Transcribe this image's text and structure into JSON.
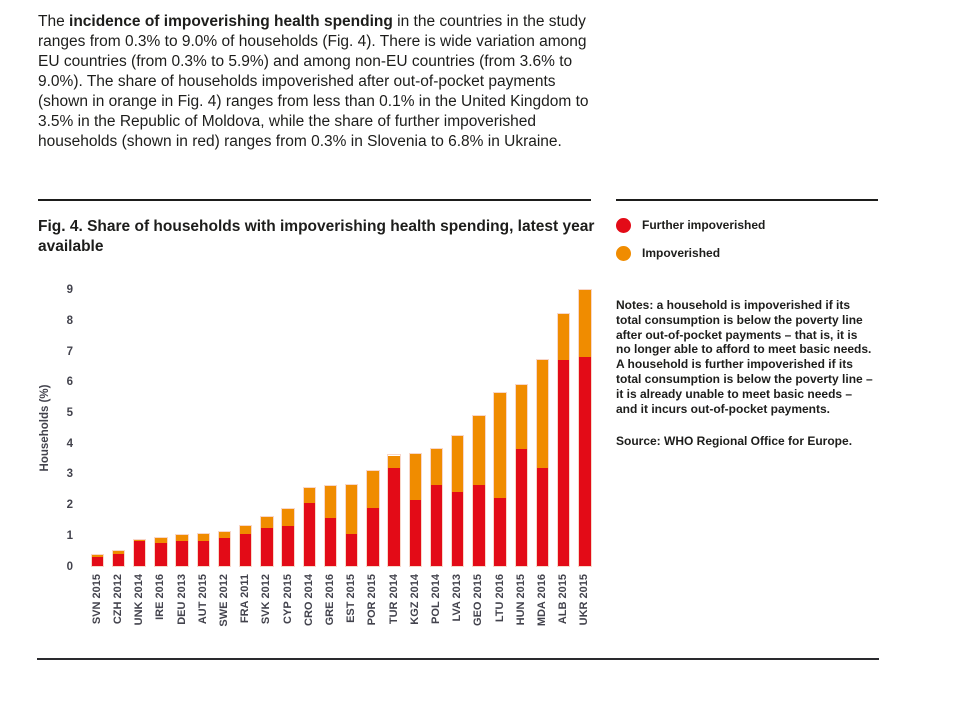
{
  "page": {
    "intro": {
      "lead": "The ",
      "bold": "incidence of impoverishing health spending",
      "rest": " in the countries in the study ranges from 0.3% to 9.0% of households (Fig. 4). There is wide variation among EU countries (from 0.3% to 5.9%) and among non-EU countries (from 3.6% to 9.0%). The share of households impoverished after out-of-pocket payments (shown in orange in Fig. 4) ranges from less than 0.1% in the United Kingdom to 3.5% in the Republic of Moldova, while the share of further impoverished households (shown in red) ranges from 0.3% in Slovenia to 6.8% in Ukraine."
    },
    "figure": {
      "title": "Fig. 4. Share of households with impoverishing health spending, latest year available"
    },
    "notes": "Notes: a household is impoverished if its total consumption is below the poverty line after out-of-pocket payments – that is, it is no longer able to afford to meet basic needs. A household is further impoverished if its total consumption is below the poverty line – it is already unable to meet basic needs – and it incurs out-of-pocket payments.",
    "source": "Source: WHO Regional Office for Europe.",
    "colors": {
      "red": "#e30b17",
      "orange": "#f08c00",
      "text": "#1d1d1b",
      "axis_text": "#43434d"
    }
  },
  "chart_data": {
    "type": "bar",
    "stacked": true,
    "title": "Fig. 4. Share of households with impoverishing health spending, latest year available",
    "xlabel": "",
    "ylabel": "Households (%)",
    "ylim": [
      0,
      9
    ],
    "yticks": [
      0,
      1,
      2,
      3,
      4,
      5,
      6,
      7,
      8,
      9
    ],
    "grid": false,
    "legend_position": "top-right",
    "categories": [
      "SVN 2015",
      "CZH 2012",
      "UNK 2014",
      "IRE 2016",
      "DEU 2013",
      "AUT 2015",
      "SWE 2012",
      "FRA 2011",
      "SVK 2012",
      "CYP 2015",
      "CRO 2014",
      "GRE 2016",
      "EST 2015",
      "POR 2015",
      "TUR 2014",
      "KGZ 2014",
      "POL 2014",
      "LVA 2013",
      "GEO 2015",
      "LTU 2016",
      "HUN 2015",
      "MDA 2016",
      "ALB 2015",
      "UKR 2015"
    ],
    "series": [
      {
        "name": "Further impoverished",
        "color": "#e30b17",
        "values": [
          0.3,
          0.4,
          0.8,
          0.75,
          0.8,
          0.8,
          0.9,
          1.05,
          1.25,
          1.3,
          2.05,
          1.55,
          1.05,
          1.9,
          3.2,
          2.15,
          2.65,
          2.4,
          2.65,
          2.2,
          3.8,
          3.2,
          6.7,
          6.8
        ]
      },
      {
        "name": "Impoverished",
        "color": "#f08c00",
        "values": [
          0.05,
          0.1,
          0.05,
          0.15,
          0.2,
          0.25,
          0.2,
          0.25,
          0.35,
          0.55,
          0.5,
          1.05,
          1.6,
          1.2,
          0.4,
          1.5,
          1.15,
          1.85,
          2.25,
          3.45,
          2.1,
          3.5,
          1.5,
          2.2
        ]
      }
    ],
    "totals": [
      0.35,
      0.5,
      0.85,
      0.9,
      1.0,
      1.05,
      1.1,
      1.3,
      1.6,
      1.85,
      2.55,
      2.6,
      2.65,
      3.1,
      3.6,
      3.65,
      3.8,
      4.25,
      4.9,
      5.65,
      5.9,
      6.7,
      8.2,
      9.0
    ]
  }
}
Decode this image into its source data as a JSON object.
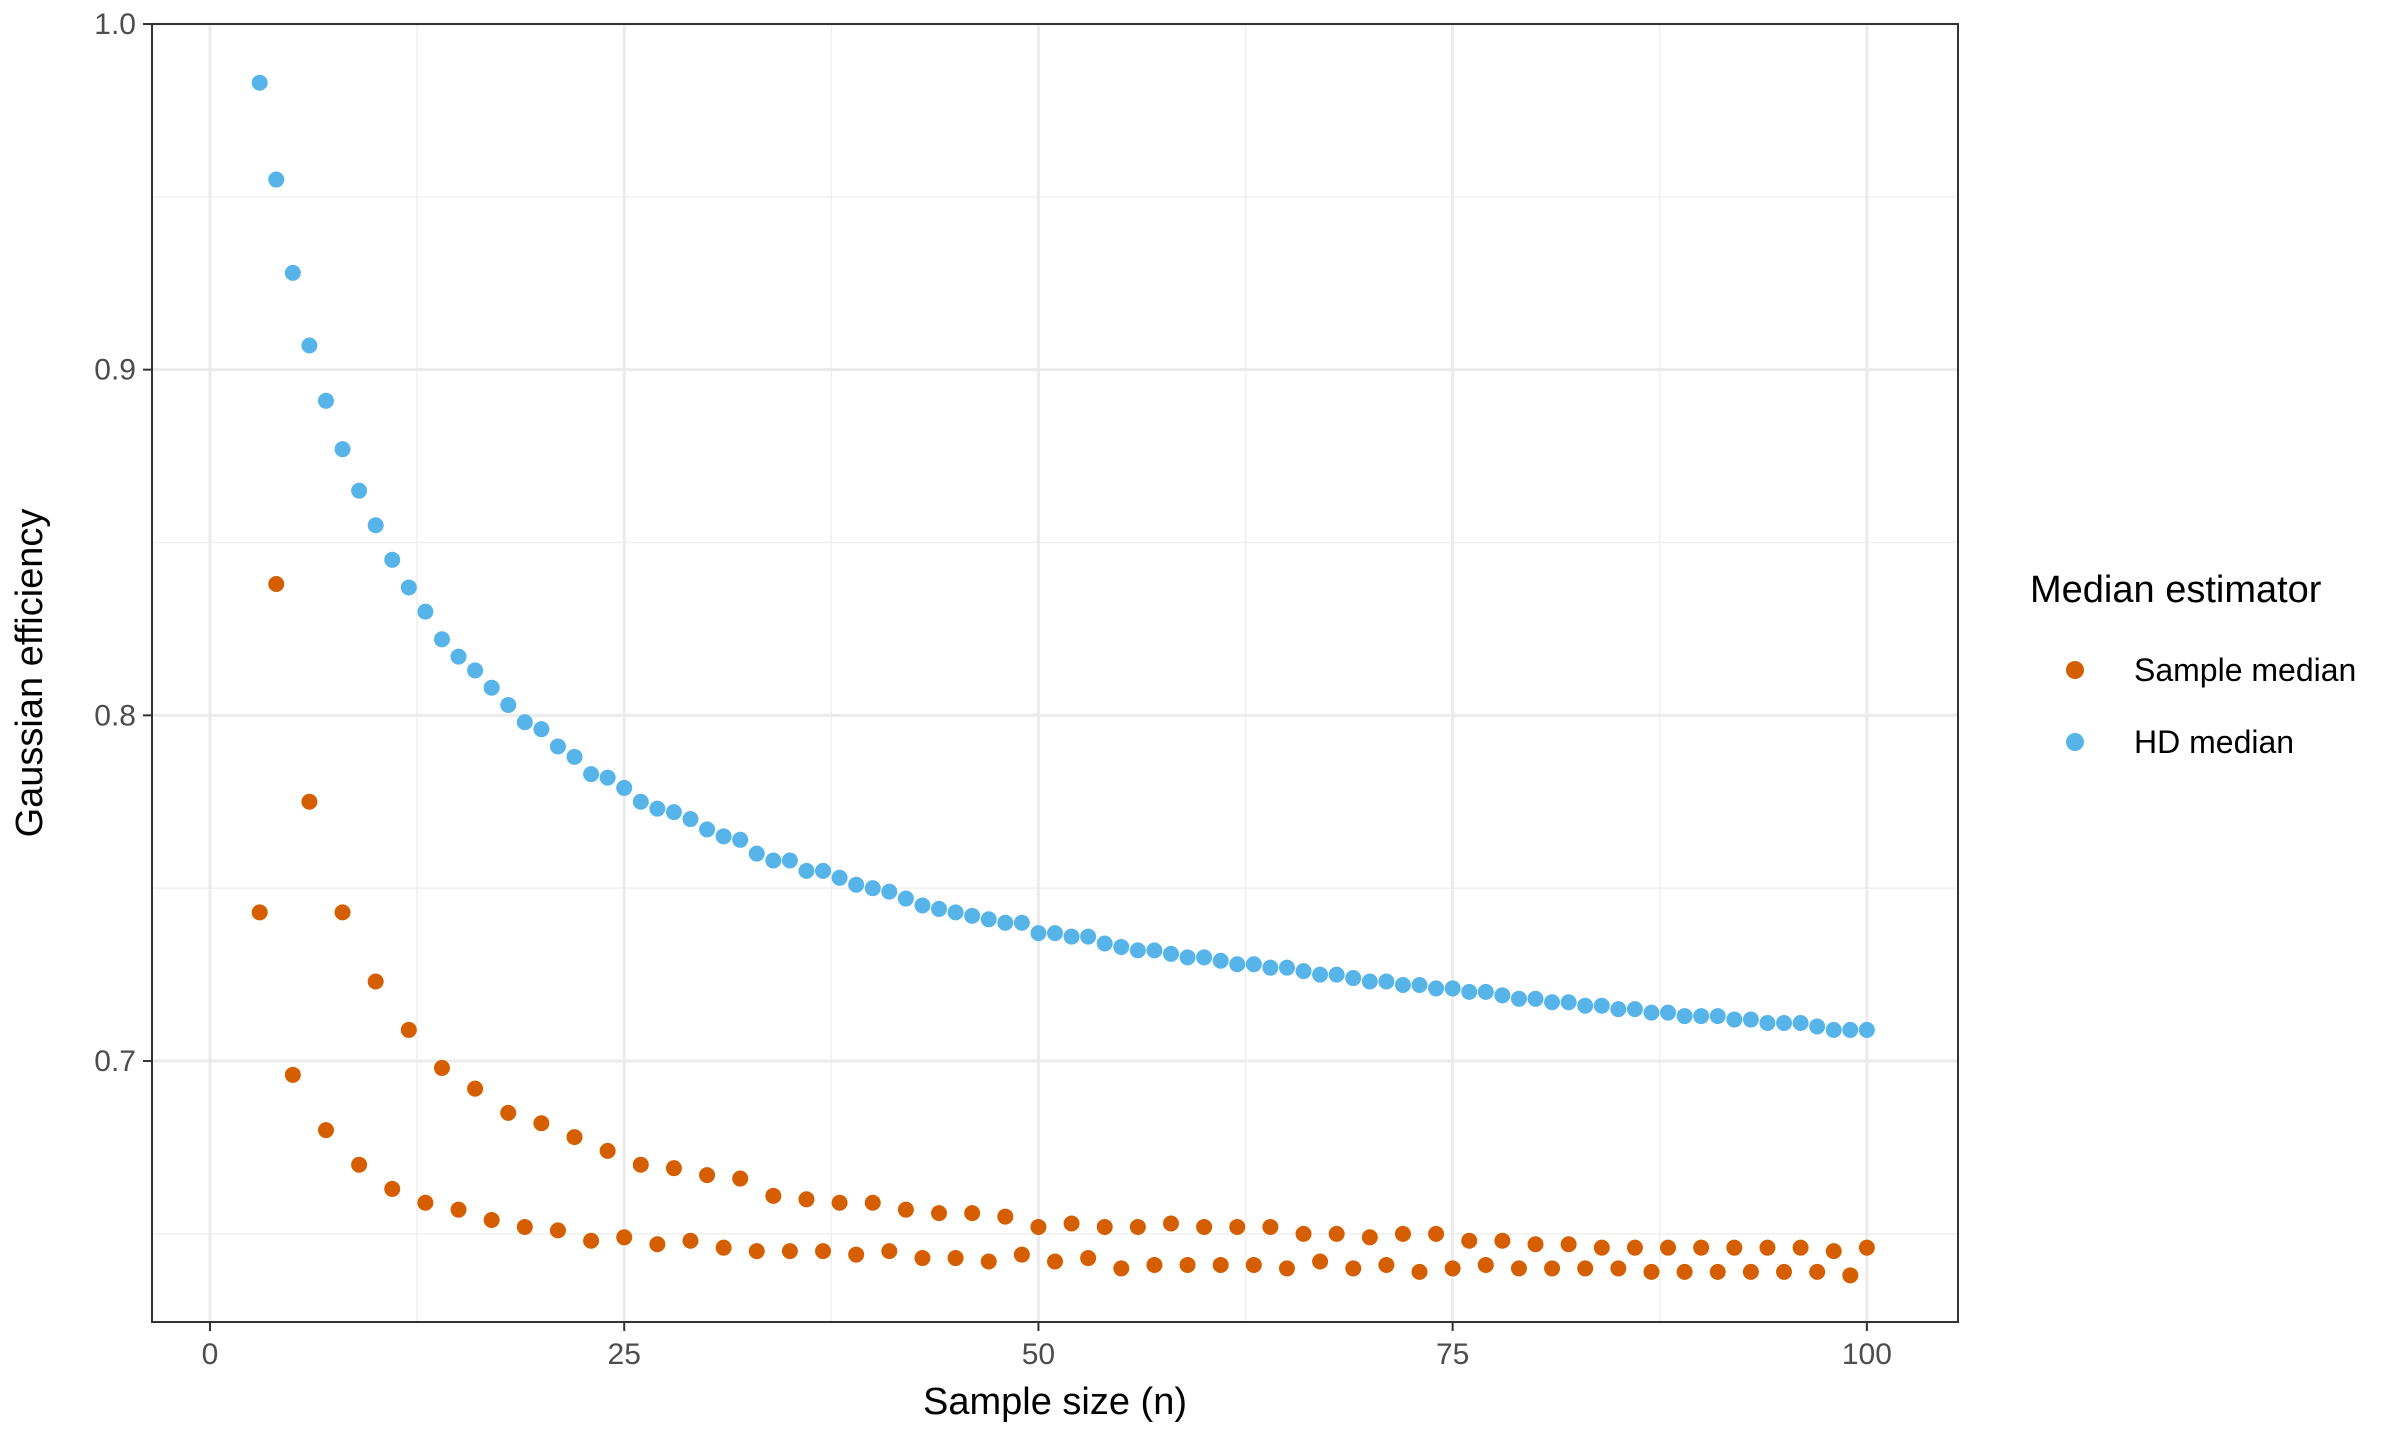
{
  "chart_data": {
    "type": "scatter",
    "title": "",
    "xlabel": "Sample size (n)",
    "ylabel": "Gaussian efficiency",
    "xlim": [
      -3.5,
      105.5
    ],
    "ylim": [
      0.6245,
      1.0
    ],
    "x_ticks": [
      0,
      25,
      50,
      75,
      100
    ],
    "x_tick_labels": [
      "0",
      "25",
      "50",
      "75",
      "100"
    ],
    "y_ticks": [
      0.7,
      0.8,
      0.9,
      1.0
    ],
    "y_tick_labels": [
      "0.7",
      "0.8",
      "0.9",
      "1.0"
    ],
    "grid": true,
    "legend": {
      "title": "Median estimator",
      "placement": "right"
    },
    "series": [
      {
        "name": "Sample median",
        "color": "#D55E00",
        "x": [
          3,
          4,
          5,
          6,
          7,
          8,
          9,
          10,
          11,
          12,
          13,
          14,
          15,
          16,
          17,
          18,
          19,
          20,
          21,
          22,
          23,
          24,
          25,
          26,
          27,
          28,
          29,
          30,
          31,
          32,
          33,
          34,
          35,
          36,
          37,
          38,
          39,
          40,
          41,
          42,
          43,
          44,
          45,
          46,
          47,
          48,
          49,
          50,
          51,
          52,
          53,
          54,
          55,
          56,
          57,
          58,
          59,
          60,
          61,
          62,
          63,
          64,
          65,
          66,
          67,
          68,
          69,
          70,
          71,
          72,
          73,
          74,
          75,
          76,
          77,
          78,
          79,
          80,
          81,
          82,
          83,
          84,
          85,
          86,
          87,
          88,
          89,
          90,
          91,
          92,
          93,
          94,
          95,
          96,
          97,
          98,
          99,
          100
        ],
        "y": [
          0.743,
          0.838,
          0.696,
          0.775,
          0.68,
          0.743,
          0.67,
          0.723,
          0.663,
          0.709,
          0.659,
          0.698,
          0.657,
          0.692,
          0.654,
          0.685,
          0.652,
          0.682,
          0.651,
          0.678,
          0.648,
          0.674,
          0.649,
          0.67,
          0.647,
          0.669,
          0.648,
          0.667,
          0.646,
          0.666,
          0.645,
          0.661,
          0.645,
          0.66,
          0.645,
          0.659,
          0.644,
          0.659,
          0.645,
          0.657,
          0.643,
          0.656,
          0.643,
          0.656,
          0.642,
          0.655,
          0.644,
          0.652,
          0.642,
          0.653,
          0.643,
          0.652,
          0.64,
          0.652,
          0.641,
          0.653,
          0.641,
          0.652,
          0.641,
          0.652,
          0.641,
          0.652,
          0.64,
          0.65,
          0.642,
          0.65,
          0.64,
          0.649,
          0.641,
          0.65,
          0.639,
          0.65,
          0.64,
          0.648,
          0.641,
          0.648,
          0.64,
          0.647,
          0.64,
          0.647,
          0.64,
          0.646,
          0.64,
          0.646,
          0.639,
          0.646,
          0.639,
          0.646,
          0.639,
          0.646,
          0.639,
          0.646,
          0.639,
          0.646,
          0.639,
          0.645,
          0.638,
          0.646
        ]
      },
      {
        "name": "HD median",
        "color": "#56B4E9",
        "x": [
          3,
          4,
          5,
          6,
          7,
          8,
          9,
          10,
          11,
          12,
          13,
          14,
          15,
          16,
          17,
          18,
          19,
          20,
          21,
          22,
          23,
          24,
          25,
          26,
          27,
          28,
          29,
          30,
          31,
          32,
          33,
          34,
          35,
          36,
          37,
          38,
          39,
          40,
          41,
          42,
          43,
          44,
          45,
          46,
          47,
          48,
          49,
          50,
          51,
          52,
          53,
          54,
          55,
          56,
          57,
          58,
          59,
          60,
          61,
          62,
          63,
          64,
          65,
          66,
          67,
          68,
          69,
          70,
          71,
          72,
          73,
          74,
          75,
          76,
          77,
          78,
          79,
          80,
          81,
          82,
          83,
          84,
          85,
          86,
          87,
          88,
          89,
          90,
          91,
          92,
          93,
          94,
          95,
          96,
          97,
          98,
          99,
          100
        ],
        "y": [
          0.983,
          0.955,
          0.928,
          0.907,
          0.891,
          0.877,
          0.865,
          0.855,
          0.845,
          0.837,
          0.83,
          0.822,
          0.817,
          0.813,
          0.808,
          0.803,
          0.798,
          0.796,
          0.791,
          0.788,
          0.783,
          0.782,
          0.779,
          0.775,
          0.773,
          0.772,
          0.77,
          0.767,
          0.765,
          0.764,
          0.76,
          0.758,
          0.758,
          0.755,
          0.755,
          0.753,
          0.751,
          0.75,
          0.749,
          0.747,
          0.745,
          0.744,
          0.743,
          0.742,
          0.741,
          0.74,
          0.74,
          0.737,
          0.737,
          0.736,
          0.736,
          0.734,
          0.733,
          0.732,
          0.732,
          0.731,
          0.73,
          0.73,
          0.729,
          0.728,
          0.728,
          0.727,
          0.727,
          0.726,
          0.725,
          0.725,
          0.724,
          0.723,
          0.723,
          0.722,
          0.722,
          0.721,
          0.721,
          0.72,
          0.72,
          0.719,
          0.718,
          0.718,
          0.717,
          0.717,
          0.716,
          0.716,
          0.715,
          0.715,
          0.714,
          0.714,
          0.713,
          0.713,
          0.713,
          0.712,
          0.712,
          0.711,
          0.711,
          0.711,
          0.71,
          0.709,
          0.709,
          0.709
        ]
      }
    ]
  }
}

————————

### Written instruction:
Select all lines in the listing above where the word "source" appears, and show them.

### Final result:
    "source": "Source: WHO Regional Office for Europe.",
Decode this image into its source data as a JSON object.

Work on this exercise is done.